● **STATED GOAL 1**
Which parts does the passage on cleaning microparts say were tested?
● **STATED GOAL 2**
Transcribe the stretch of the passage on cleaning microparts from "Solvents used in" through "in the art.".

● **DOCUMENT SECTION**
-------------------------

Solvents used in the present method can be reused again and again. Terpenes which are used to clean the microparts can be drained back into the holding tank and then reused, since terpenes generally retain their cleaning power through several runs. The terpenes can be filtered by placing a filtering device in the system or can be recycled by outside of the system by distilling, for example, and then reused. IPA or other rinsing or drying solvents also can be reused filtered or recycled. Means for filtering, distilling or recycling organic solvents are well known in the art.
The combination of washing and/or rinsing of the object while applying sonic energy allows the object to be thoroughly cleaned, even if it has involuted surfaces which are not directly exposed to the cleaning liquid and which are hard to reach. For example, hard disks used in the computer industry must be free of contaminants down to the submicron level, because the head of a hard disk assembly "floats" above the disk at a distance of about 0.5 microns or less. The presence of submicron particles on the disk can cause the assembly to "crash". The present method removes substantially all submicron contaminants.
In order to test the cleaning and drying effectiveness of the system, a variety of microparts were tested. Parts which were tested included hard disk heads, complex shaped precision parts, miniature ball bearings and screws. The parts were weighed on a precision balance before and after treatment to determine if any water or other liquid was left behind after treatment. The presence of the liquid would increase the net weight of the parts. The results showed that using the present apparatus and methods, all liquids were removed even from the most complex mechanical structures.

-------------------------

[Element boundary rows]
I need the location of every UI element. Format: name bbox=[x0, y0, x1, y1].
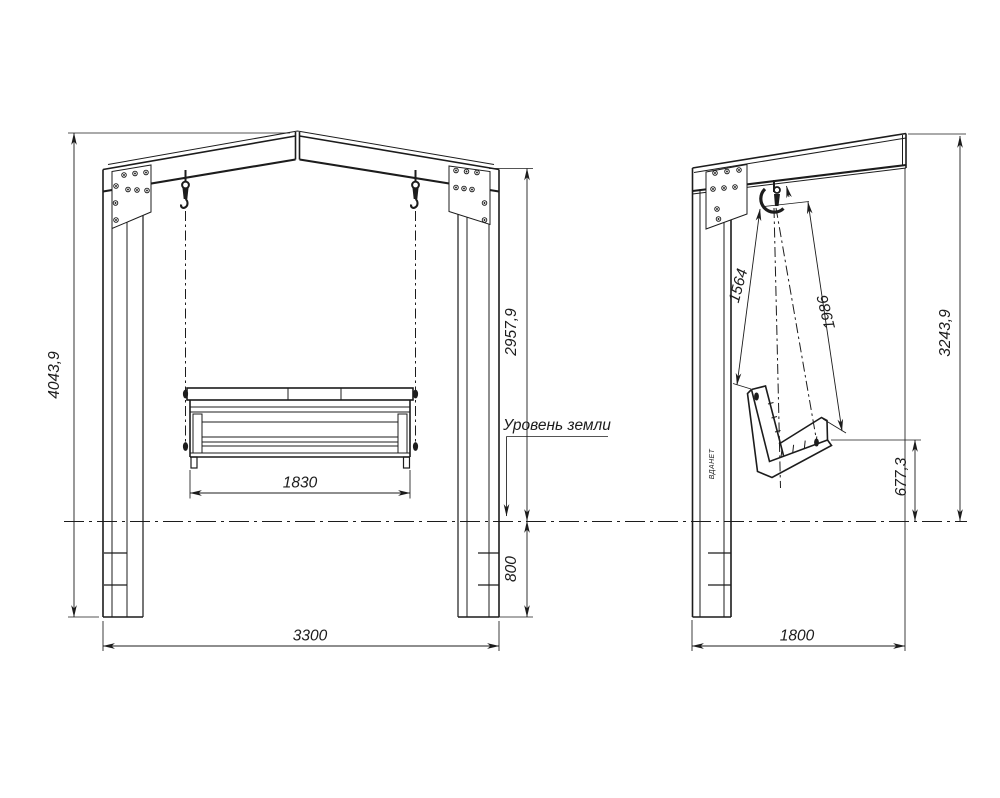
ground-level-callout: Уровень земли bbox=[502, 417, 611, 516]
dim-clearance-height-label: 2957,9 bbox=[503, 308, 520, 357]
front-view: 4043,9 2957,9 800 1830 3300 Уровень земл… bbox=[46, 131, 611, 651]
dim-back-chain-label: 1564 bbox=[726, 267, 751, 305]
chain-hanger-hook-right bbox=[411, 170, 419, 208]
side-post: ВДАНЕТ bbox=[693, 168, 732, 617]
dim-overall-depth-label: 1800 bbox=[780, 628, 815, 645]
side-chain-centerline bbox=[774, 208, 781, 488]
front-left-gusset-plate bbox=[112, 165, 151, 229]
dim-frame-height-label: 3243,9 bbox=[937, 309, 954, 357]
swing-bench-front bbox=[183, 388, 418, 468]
post-brand-label: ВДАНЕТ bbox=[709, 448, 716, 479]
dim-overall-width-label: 3300 bbox=[293, 628, 328, 645]
swing-seat-side bbox=[748, 386, 832, 478]
front-right-post bbox=[458, 170, 499, 618]
swing-arc bbox=[761, 189, 784, 212]
side-gusset-plate bbox=[706, 165, 747, 230]
front-roof-beams bbox=[103, 131, 499, 192]
dim-overall-height-label: 4043,9 bbox=[46, 351, 63, 399]
bench-foot-right bbox=[404, 457, 410, 468]
dim-front-chain-label: 1986 bbox=[814, 293, 839, 331]
chain-hanger-hook-left bbox=[181, 170, 189, 208]
dim-buried-depth-label: 800 bbox=[503, 556, 520, 582]
side-view: ВДАНЕТ bbox=[692, 134, 966, 652]
technical-drawing-canvas: 4043,9 2957,9 800 1830 3300 Уровень земл… bbox=[0, 0, 1000, 798]
dim-seat-height-label: 677,3 bbox=[893, 457, 910, 496]
front-right-gusset-plate bbox=[449, 166, 490, 225]
front-left-post bbox=[103, 170, 143, 618]
bench-foot-left bbox=[191, 457, 197, 468]
ground-level-label: Уровень земли bbox=[502, 417, 611, 434]
swing-assembly-drawing: 4043,9 2957,9 800 1830 3300 Уровень земл… bbox=[0, 0, 1000, 798]
dim-bench-width-label: 1830 bbox=[283, 475, 318, 492]
side-chain-front bbox=[776, 208, 818, 446]
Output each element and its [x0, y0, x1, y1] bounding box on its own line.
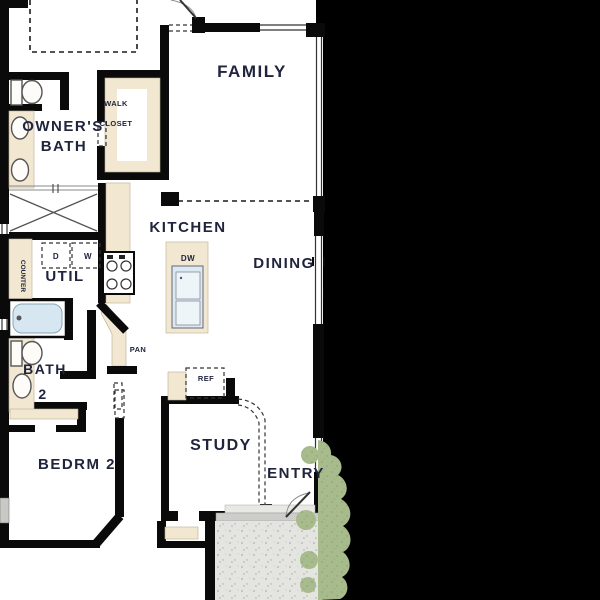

-------------------------

● **COMPLETE ANSWER 1**
- Hard disk heads
- Complex shaped precision parts
- Miniature ball bearings
- Screws

● **COMPLETE ANSWER 2**
Solvents used in the present method can be reused again and again. Terpenes which are used to clean the microparts can be drained back into the holding tank and then reused, since terpenes generally retain their cleaning power through several runs. The terpenes can be filtered by placing a filtering device in the system or can be recycled by outside of the system by distilling, for example, and then reused. IPA or other rinsing or drying solvents also can be reused filtered or recycled. Means for filtering, distilling or recycling organic solvents are well known in the art.